(begin)

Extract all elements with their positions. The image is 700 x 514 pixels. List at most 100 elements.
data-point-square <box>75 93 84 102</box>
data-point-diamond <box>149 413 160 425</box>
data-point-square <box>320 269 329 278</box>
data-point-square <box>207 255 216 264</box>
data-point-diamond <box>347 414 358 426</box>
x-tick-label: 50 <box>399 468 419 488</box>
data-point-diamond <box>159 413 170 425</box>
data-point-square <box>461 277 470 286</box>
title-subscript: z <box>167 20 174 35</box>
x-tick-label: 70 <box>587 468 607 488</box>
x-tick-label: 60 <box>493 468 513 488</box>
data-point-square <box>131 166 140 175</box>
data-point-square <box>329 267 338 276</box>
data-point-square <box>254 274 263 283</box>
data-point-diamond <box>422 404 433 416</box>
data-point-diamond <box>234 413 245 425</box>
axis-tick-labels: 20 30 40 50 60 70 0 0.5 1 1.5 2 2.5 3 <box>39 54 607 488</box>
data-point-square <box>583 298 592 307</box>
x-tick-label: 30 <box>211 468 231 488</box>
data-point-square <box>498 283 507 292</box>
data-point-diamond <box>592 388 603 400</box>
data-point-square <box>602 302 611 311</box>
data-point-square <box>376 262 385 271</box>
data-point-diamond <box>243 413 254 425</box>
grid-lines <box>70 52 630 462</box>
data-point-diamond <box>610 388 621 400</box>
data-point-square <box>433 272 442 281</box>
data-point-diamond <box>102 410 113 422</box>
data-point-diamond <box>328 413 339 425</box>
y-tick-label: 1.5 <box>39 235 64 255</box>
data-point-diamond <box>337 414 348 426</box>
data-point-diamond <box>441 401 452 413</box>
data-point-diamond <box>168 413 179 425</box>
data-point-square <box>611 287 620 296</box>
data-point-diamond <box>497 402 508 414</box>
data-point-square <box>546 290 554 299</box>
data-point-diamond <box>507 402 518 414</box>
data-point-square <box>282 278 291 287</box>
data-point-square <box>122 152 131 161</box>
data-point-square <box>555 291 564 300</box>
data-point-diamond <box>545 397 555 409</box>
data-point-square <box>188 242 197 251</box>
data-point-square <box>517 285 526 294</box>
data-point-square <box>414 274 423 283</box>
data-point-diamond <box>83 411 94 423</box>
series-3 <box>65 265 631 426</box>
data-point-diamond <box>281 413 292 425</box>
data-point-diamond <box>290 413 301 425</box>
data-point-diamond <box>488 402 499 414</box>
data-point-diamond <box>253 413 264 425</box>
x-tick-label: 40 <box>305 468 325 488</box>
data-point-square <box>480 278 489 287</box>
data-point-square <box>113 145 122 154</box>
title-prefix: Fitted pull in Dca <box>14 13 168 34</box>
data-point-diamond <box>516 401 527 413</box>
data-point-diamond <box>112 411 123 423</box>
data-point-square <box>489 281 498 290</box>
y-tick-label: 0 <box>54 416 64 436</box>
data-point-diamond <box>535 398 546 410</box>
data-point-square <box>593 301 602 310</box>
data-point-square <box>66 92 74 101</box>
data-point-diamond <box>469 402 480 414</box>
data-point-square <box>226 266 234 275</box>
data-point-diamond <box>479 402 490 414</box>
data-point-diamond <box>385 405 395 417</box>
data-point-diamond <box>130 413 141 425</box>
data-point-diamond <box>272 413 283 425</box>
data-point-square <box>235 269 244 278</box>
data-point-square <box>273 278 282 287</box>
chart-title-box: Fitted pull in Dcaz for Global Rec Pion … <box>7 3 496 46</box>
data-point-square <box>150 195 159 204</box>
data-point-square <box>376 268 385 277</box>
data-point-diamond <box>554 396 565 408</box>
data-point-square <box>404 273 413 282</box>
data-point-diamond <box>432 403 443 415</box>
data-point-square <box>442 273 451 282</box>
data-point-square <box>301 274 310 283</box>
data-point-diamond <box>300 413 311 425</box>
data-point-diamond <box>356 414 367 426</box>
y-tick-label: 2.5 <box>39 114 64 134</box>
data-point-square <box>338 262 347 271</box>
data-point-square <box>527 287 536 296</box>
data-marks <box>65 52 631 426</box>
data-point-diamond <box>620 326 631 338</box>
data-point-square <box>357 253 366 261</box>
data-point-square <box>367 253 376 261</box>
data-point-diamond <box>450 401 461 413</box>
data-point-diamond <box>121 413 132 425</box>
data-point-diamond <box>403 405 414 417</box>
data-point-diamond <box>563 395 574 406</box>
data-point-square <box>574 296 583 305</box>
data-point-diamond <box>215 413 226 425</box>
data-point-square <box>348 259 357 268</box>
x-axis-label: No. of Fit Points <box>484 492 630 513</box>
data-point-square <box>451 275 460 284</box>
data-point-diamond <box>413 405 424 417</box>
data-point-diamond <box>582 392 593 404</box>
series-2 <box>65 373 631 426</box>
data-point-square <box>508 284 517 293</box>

(end)

* DESCRIPTION OF THE TASK *
Rewrite the material above, swapping each "data-point-square" for "data-point-circle" and keeping every other character the same.

* ANSWER TO THE PROBLEM *
Extract all elements with their positions. The image is 700 x 514 pixels. List at most 100 elements.
data-point-circle <box>75 93 84 102</box>
data-point-diamond <box>149 413 160 425</box>
data-point-circle <box>320 269 329 278</box>
data-point-circle <box>207 255 216 264</box>
data-point-diamond <box>347 414 358 426</box>
x-tick-label: 50 <box>399 468 419 488</box>
data-point-diamond <box>159 413 170 425</box>
data-point-circle <box>461 277 470 286</box>
title-subscript: z <box>167 20 174 35</box>
x-tick-label: 70 <box>587 468 607 488</box>
x-tick-label: 60 <box>493 468 513 488</box>
data-point-circle <box>131 166 140 175</box>
data-point-circle <box>329 267 338 276</box>
data-point-circle <box>254 274 263 283</box>
data-point-diamond <box>422 404 433 416</box>
data-point-diamond <box>234 413 245 425</box>
axis-tick-labels: 20 30 40 50 60 70 0 0.5 1 1.5 2 2.5 3 <box>39 54 607 488</box>
data-point-circle <box>583 298 592 307</box>
x-tick-label: 30 <box>211 468 231 488</box>
data-point-circle <box>498 283 507 292</box>
data-point-diamond <box>592 388 603 400</box>
data-point-circle <box>602 302 611 311</box>
data-point-circle <box>376 262 385 271</box>
data-point-diamond <box>243 413 254 425</box>
grid-lines <box>70 52 630 462</box>
data-point-diamond <box>610 388 621 400</box>
data-point-circle <box>433 272 442 281</box>
data-point-diamond <box>102 410 113 422</box>
data-point-diamond <box>328 413 339 425</box>
y-tick-label: 1.5 <box>39 235 64 255</box>
data-point-diamond <box>337 414 348 426</box>
data-point-diamond <box>441 401 452 413</box>
data-point-diamond <box>168 413 179 425</box>
data-point-circle <box>611 287 620 296</box>
data-point-diamond <box>497 402 508 414</box>
data-point-circle <box>546 290 554 299</box>
data-point-diamond <box>507 402 518 414</box>
data-point-circle <box>282 278 291 287</box>
data-point-circle <box>122 152 131 161</box>
data-point-circle <box>555 291 564 300</box>
data-point-diamond <box>545 397 555 409</box>
data-point-circle <box>188 242 197 251</box>
data-point-circle <box>517 285 526 294</box>
data-point-circle <box>414 274 423 283</box>
data-point-diamond <box>83 411 94 423</box>
series-3 <box>65 265 631 426</box>
data-point-diamond <box>281 413 292 425</box>
data-point-diamond <box>290 413 301 425</box>
data-point-diamond <box>488 402 499 414</box>
data-point-diamond <box>253 413 264 425</box>
x-tick-label: 40 <box>305 468 325 488</box>
data-point-circle <box>480 278 489 287</box>
data-point-circle <box>113 145 122 154</box>
title-prefix: Fitted pull in Dca <box>14 13 168 34</box>
data-point-diamond <box>516 401 527 413</box>
data-point-diamond <box>112 411 123 423</box>
data-point-circle <box>489 281 498 290</box>
y-tick-label: 0 <box>54 416 64 436</box>
data-point-diamond <box>535 398 546 410</box>
data-point-circle <box>593 301 602 310</box>
data-point-circle <box>66 92 74 101</box>
data-point-diamond <box>469 402 480 414</box>
data-point-circle <box>226 266 234 275</box>
data-point-diamond <box>479 402 490 414</box>
data-point-diamond <box>385 405 395 417</box>
data-point-diamond <box>130 413 141 425</box>
data-point-diamond <box>272 413 283 425</box>
data-point-circle <box>235 269 244 278</box>
data-point-circle <box>273 278 282 287</box>
chart-title-box: Fitted pull in Dcaz for Global Rec Pion … <box>7 3 496 46</box>
data-point-circle <box>150 195 159 204</box>
data-point-circle <box>376 268 385 277</box>
data-point-diamond <box>554 396 565 408</box>
data-point-circle <box>404 273 413 282</box>
data-point-diamond <box>432 403 443 415</box>
data-point-circle <box>442 273 451 282</box>
data-point-circle <box>301 274 310 283</box>
data-point-diamond <box>300 413 311 425</box>
data-point-diamond <box>356 414 367 426</box>
y-tick-label: 2.5 <box>39 114 64 134</box>
data-point-circle <box>338 262 347 271</box>
data-point-circle <box>527 287 536 296</box>
data-marks <box>65 52 631 426</box>
data-point-diamond <box>620 326 631 338</box>
data-point-circle <box>357 253 366 261</box>
data-point-circle <box>367 253 376 261</box>
data-point-diamond <box>450 401 461 413</box>
data-point-diamond <box>121 413 132 425</box>
data-point-diamond <box>403 405 414 417</box>
data-point-diamond <box>563 395 574 406</box>
data-point-circle <box>574 296 583 305</box>
data-point-diamond <box>215 413 226 425</box>
data-point-circle <box>348 259 357 268</box>
x-axis-label: No. of Fit Points <box>484 492 630 513</box>
data-point-circle <box>451 275 460 284</box>
data-point-diamond <box>413 405 424 417</box>
data-point-diamond <box>582 392 593 404</box>
series-2 <box>65 373 631 426</box>
data-point-circle <box>508 284 517 293</box>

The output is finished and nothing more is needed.